◆ DIRECTIVE
The records below must be written out exactly, with every picture left behind.

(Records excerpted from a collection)
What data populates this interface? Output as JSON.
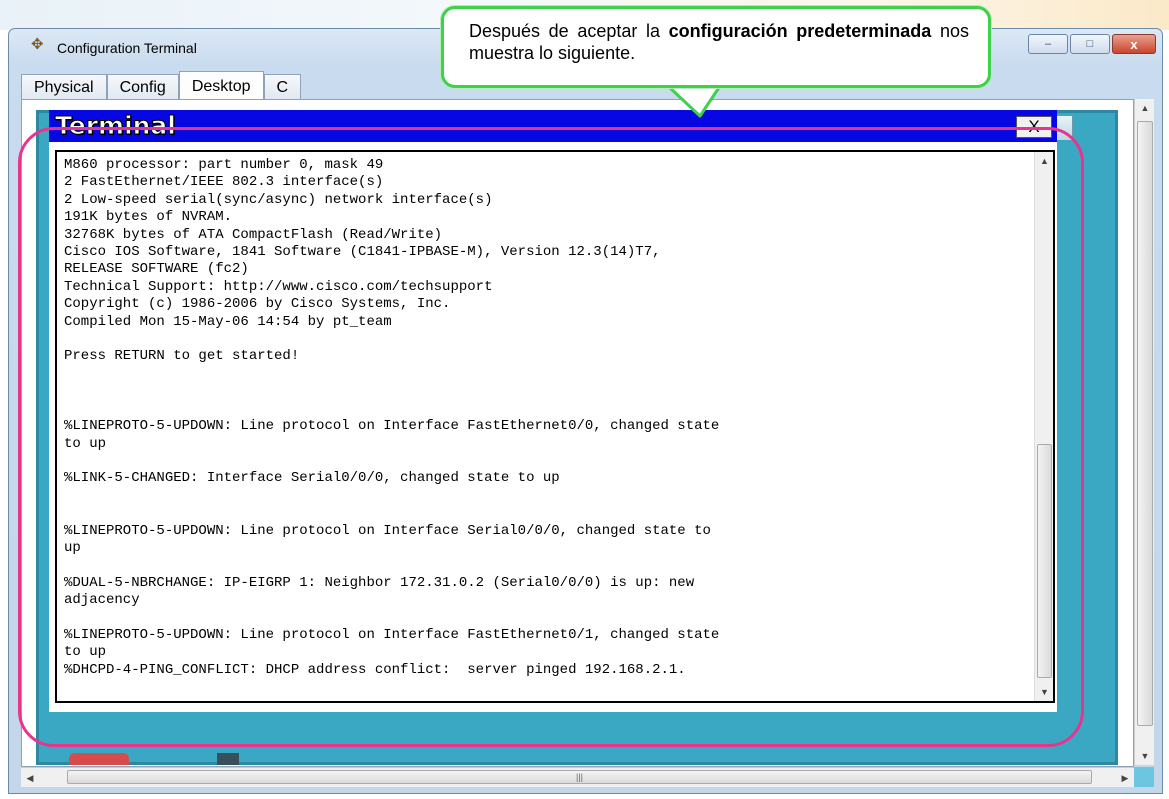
{
  "window": {
    "title": "Configuration Terminal",
    "controls": {
      "minimize": "–",
      "maximize": "□",
      "close": "x"
    }
  },
  "tabs": [
    {
      "label": "Physical",
      "active": false
    },
    {
      "label": "Config",
      "active": false
    },
    {
      "label": "Desktop",
      "active": true
    },
    {
      "label": "C",
      "active": false
    }
  ],
  "terminal": {
    "title": "Terminal",
    "close_label": "X",
    "output": "M860 processor: part number 0, mask 49\n2 FastEthernet/IEEE 802.3 interface(s)\n2 Low-speed serial(sync/async) network interface(s)\n191K bytes of NVRAM.\n32768K bytes of ATA CompactFlash (Read/Write)\nCisco IOS Software, 1841 Software (C1841-IPBASE-M), Version 12.3(14)T7,\nRELEASE SOFTWARE (fc2)\nTechnical Support: http://www.cisco.com/techsupport\nCopyright (c) 1986-2006 by Cisco Systems, Inc.\nCompiled Mon 15-May-06 14:54 by pt_team\n\nPress RETURN to get started!\n\n\n\n%LINEPROTO-5-UPDOWN: Line protocol on Interface FastEthernet0/0, changed state\nto up\n\n%LINK-5-CHANGED: Interface Serial0/0/0, changed state to up\n\n\n%LINEPROTO-5-UPDOWN: Line protocol on Interface Serial0/0/0, changed state to\nup\n\n%DUAL-5-NBRCHANGE: IP-EIGRP 1: Neighbor 172.31.0.2 (Serial0/0/0) is up: new\nadjacency\n\n%LINEPROTO-5-UPDOWN: Line protocol on Interface FastEthernet0/1, changed state\nto up\n%DHCPD-4-PING_CONFLICT: DHCP address conflict:  server pinged 192.168.2.1."
  },
  "callout": {
    "text_before": "Después de aceptar la",
    "text_bold": "configuración predeterminada",
    "text_after": "nos muestra lo siguiente."
  },
  "colors": {
    "terminal_bar": "#0707e4",
    "desktop_bg": "#3aa8c2",
    "highlight": "#e8338f",
    "callout_border": "#3fd14a"
  }
}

◆ THE SOLUTION
What data populates this interface? Output as JSON.
{
  "window": {
    "title": "Configuration Terminal",
    "controls": {
      "minimize": "–",
      "maximize": "□",
      "close": "x"
    }
  },
  "tabs": [
    {
      "label": "Physical",
      "active": false
    },
    {
      "label": "Config",
      "active": false
    },
    {
      "label": "Desktop",
      "active": true
    },
    {
      "label": "C",
      "active": false
    }
  ],
  "terminal": {
    "title": "Terminal",
    "close_label": "X",
    "output": "M860 processor: part number 0, mask 49\n2 FastEthernet/IEEE 802.3 interface(s)\n2 Low-speed serial(sync/async) network interface(s)\n191K bytes of NVRAM.\n32768K bytes of ATA CompactFlash (Read/Write)\nCisco IOS Software, 1841 Software (C1841-IPBASE-M), Version 12.3(14)T7,\nRELEASE SOFTWARE (fc2)\nTechnical Support: http://www.cisco.com/techsupport\nCopyright (c) 1986-2006 by Cisco Systems, Inc.\nCompiled Mon 15-May-06 14:54 by pt_team\n\nPress RETURN to get started!\n\n\n\n%LINEPROTO-5-UPDOWN: Line protocol on Interface FastEthernet0/0, changed state\nto up\n\n%LINK-5-CHANGED: Interface Serial0/0/0, changed state to up\n\n\n%LINEPROTO-5-UPDOWN: Line protocol on Interface Serial0/0/0, changed state to\nup\n\n%DUAL-5-NBRCHANGE: IP-EIGRP 1: Neighbor 172.31.0.2 (Serial0/0/0) is up: new\nadjacency\n\n%LINEPROTO-5-UPDOWN: Line protocol on Interface FastEthernet0/1, changed state\nto up\n%DHCPD-4-PING_CONFLICT: DHCP address conflict:  server pinged 192.168.2.1."
  },
  "callout": {
    "text_before": "Después de aceptar la",
    "text_bold": "configuración predeterminada",
    "text_after": "nos muestra lo siguiente."
  },
  "colors": {
    "terminal_bar": "#0707e4",
    "desktop_bg": "#3aa8c2",
    "highlight": "#e8338f",
    "callout_border": "#3fd14a"
  }
}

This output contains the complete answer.